• _AIM OF THE EXERCISE_
Below is a listing to write out in full, exactly as given, without its pictures.

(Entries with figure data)
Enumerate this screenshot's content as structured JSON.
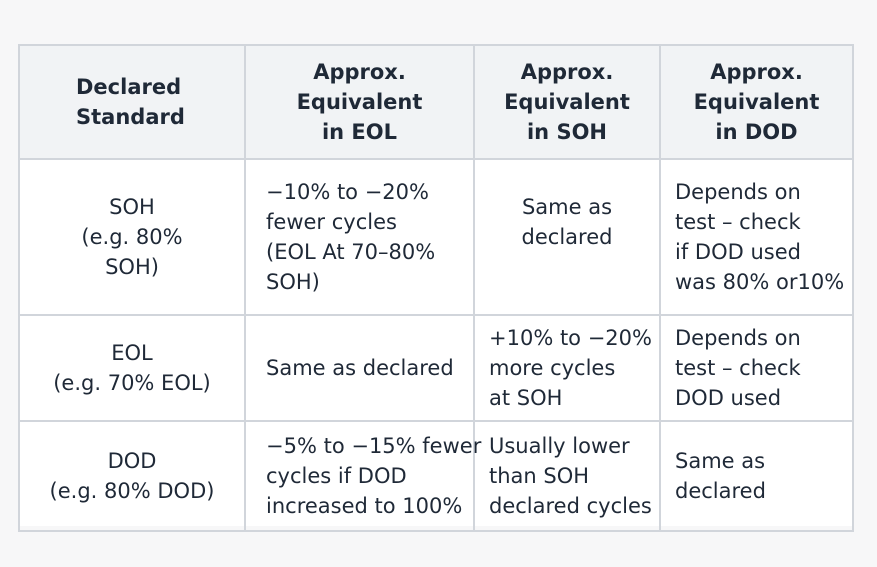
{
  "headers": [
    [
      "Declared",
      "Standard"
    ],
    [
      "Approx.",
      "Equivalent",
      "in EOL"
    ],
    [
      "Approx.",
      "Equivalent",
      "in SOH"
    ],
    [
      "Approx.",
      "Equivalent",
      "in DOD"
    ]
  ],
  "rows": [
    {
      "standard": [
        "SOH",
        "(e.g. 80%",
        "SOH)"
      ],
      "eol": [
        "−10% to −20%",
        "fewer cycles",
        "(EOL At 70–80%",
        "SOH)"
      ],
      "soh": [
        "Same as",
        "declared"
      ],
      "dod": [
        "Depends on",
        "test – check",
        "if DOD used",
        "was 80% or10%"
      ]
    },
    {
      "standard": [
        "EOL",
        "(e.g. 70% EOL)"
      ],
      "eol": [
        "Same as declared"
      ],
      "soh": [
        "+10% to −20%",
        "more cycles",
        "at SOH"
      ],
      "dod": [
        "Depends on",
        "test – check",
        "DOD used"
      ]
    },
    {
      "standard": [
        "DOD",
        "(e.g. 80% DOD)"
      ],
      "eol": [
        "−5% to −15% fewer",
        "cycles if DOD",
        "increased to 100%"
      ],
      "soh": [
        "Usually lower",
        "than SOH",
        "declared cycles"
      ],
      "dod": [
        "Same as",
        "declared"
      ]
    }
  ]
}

• _RESPONSE TO THIS TASK_
Enumerate this screenshot's content as structured JSON.
{
  "headers": [
    [
      "Declared",
      "Standard"
    ],
    [
      "Approx.",
      "Equivalent",
      "in EOL"
    ],
    [
      "Approx.",
      "Equivalent",
      "in SOH"
    ],
    [
      "Approx.",
      "Equivalent",
      "in DOD"
    ]
  ],
  "rows": [
    {
      "standard": [
        "SOH",
        "(e.g. 80%",
        "SOH)"
      ],
      "eol": [
        "−10% to −20%",
        "fewer cycles",
        "(EOL At 70–80%",
        "SOH)"
      ],
      "soh": [
        "Same as",
        "declared"
      ],
      "dod": [
        "Depends on",
        "test – check",
        "if DOD used",
        "was 80% or10%"
      ]
    },
    {
      "standard": [
        "EOL",
        "(e.g. 70% EOL)"
      ],
      "eol": [
        "Same as declared"
      ],
      "soh": [
        "+10% to −20%",
        "more cycles",
        "at SOH"
      ],
      "dod": [
        "Depends on",
        "test – check",
        "DOD used"
      ]
    },
    {
      "standard": [
        "DOD",
        "(e.g. 80% DOD)"
      ],
      "eol": [
        "−5% to −15% fewer",
        "cycles if DOD",
        "increased to 100%"
      ],
      "soh": [
        "Usually lower",
        "than SOH",
        "declared cycles"
      ],
      "dod": [
        "Same as",
        "declared"
      ]
    }
  ]
}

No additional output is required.